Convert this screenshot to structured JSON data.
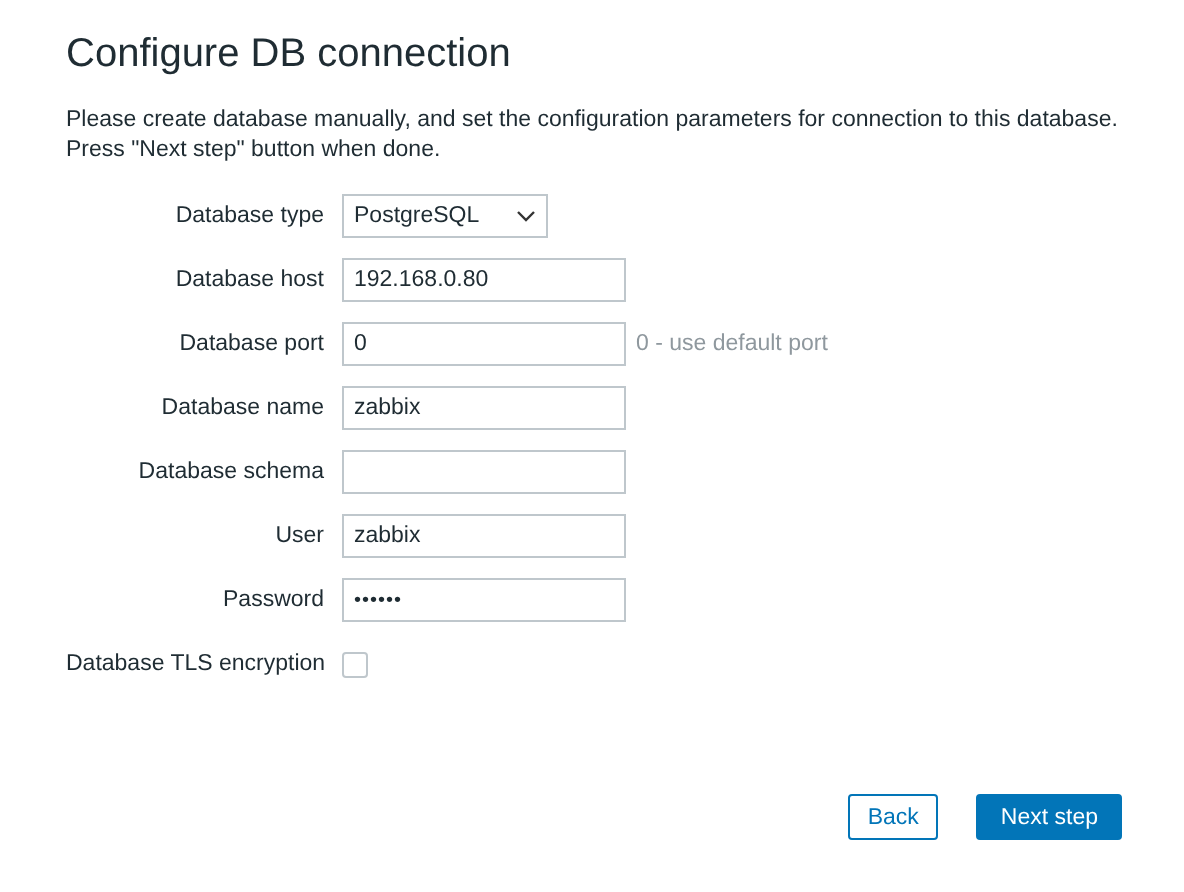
{
  "title": "Configure DB connection",
  "description": [
    "Please create database manually, and set the configuration parameters for connection to this database.",
    "Press \"Next step\" button when done."
  ],
  "fields": [
    {
      "kind": "select",
      "label": "Database type",
      "value": "PostgreSQL"
    },
    {
      "kind": "text",
      "label": "Database host",
      "value": "192.168.0.80"
    },
    {
      "kind": "text",
      "label": "Database port",
      "value": "0",
      "hint": "0 - use default port"
    },
    {
      "kind": "text",
      "label": "Database name",
      "value": "zabbix"
    },
    {
      "kind": "text",
      "label": "Database schema"
    },
    {
      "kind": "text",
      "label": "User",
      "value": "zabbix"
    },
    {
      "kind": "password",
      "label": "Password",
      "value": "••••••"
    },
    {
      "kind": "checkbox",
      "label": "Database TLS encryption",
      "checked": false
    }
  ],
  "buttons": [
    {
      "label": "Back",
      "kind": "secondary"
    },
    {
      "label": "Next step",
      "kind": "primary"
    }
  ]
}
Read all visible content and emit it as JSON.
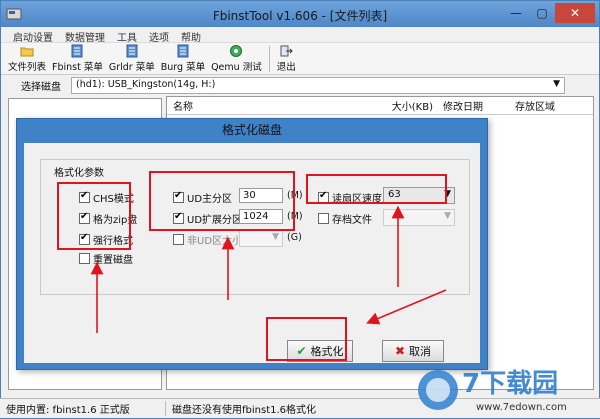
{
  "window": {
    "title": "FbinstTool v1.606 - [文件列表]",
    "buttons": {
      "minimize": "—",
      "maximize": "▢",
      "close": "✕"
    }
  },
  "menu": [
    "启动设置",
    "数据管理",
    "工具",
    "选项",
    "帮助"
  ],
  "toolbar": [
    {
      "label": "文件列表",
      "icon": "folder-icon"
    },
    {
      "label": "Fbinst 菜单",
      "icon": "menu-doc-icon"
    },
    {
      "label": "Grldr 菜单",
      "icon": "menu-doc-icon"
    },
    {
      "label": "Burg 菜单",
      "icon": "menu-doc-icon"
    },
    {
      "label": "Qemu 测试",
      "icon": "qemu-icon"
    },
    {
      "label": "退出",
      "icon": "exit-icon"
    }
  ],
  "disk": {
    "label": "选择磁盘",
    "value": "(hd1): USB_Kingston(14g, H:)"
  },
  "list": {
    "columns": [
      "名称",
      "大小(KB)",
      "修改日期",
      "存放区域"
    ]
  },
  "dialog": {
    "title": "格式化磁盘",
    "group_label": "格式化参数",
    "options": {
      "chs": {
        "label": "CHS模式",
        "checked": true
      },
      "zip": {
        "label": "格为zip盘",
        "checked": true
      },
      "force": {
        "label": "强行格式",
        "checked": true
      },
      "reset": {
        "label": "重置磁盘",
        "checked": false
      }
    },
    "ud_primary": {
      "label": "UD主分区",
      "value": "30",
      "unit": "(M)",
      "checked": true
    },
    "ud_extended": {
      "label": "UD扩展分区",
      "value": "1024",
      "unit": "(M)",
      "checked": true
    },
    "non_ud": {
      "label": "非UD区大小",
      "unit": "(G)",
      "checked": false
    },
    "read_speed": {
      "label": "读扇区速度",
      "value": "63",
      "checked": true
    },
    "archive": {
      "label": "存档文件",
      "checked": false
    },
    "format_button": "格式化",
    "cancel_button": "取消"
  },
  "status": {
    "left": "使用内置: fbinst1.6 正式版",
    "right": "磁盘还没有使用fbinst1.6格式化"
  },
  "watermark": {
    "text": "7下载园",
    "url": "www.7edown.com"
  },
  "colors": {
    "accent": "#3f82c8",
    "highlight": "#e0141e",
    "titlebar": "#5a92d2"
  }
}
::::::::::
(WHAT IS EXPECTED)
Identify each line holding the string "this", and copy it out.

(COMPLETE OUTPUT)
Convert this screenshot to structured JSON data.
    "Please create database manually, and set the configuration parameters for connection to this database.",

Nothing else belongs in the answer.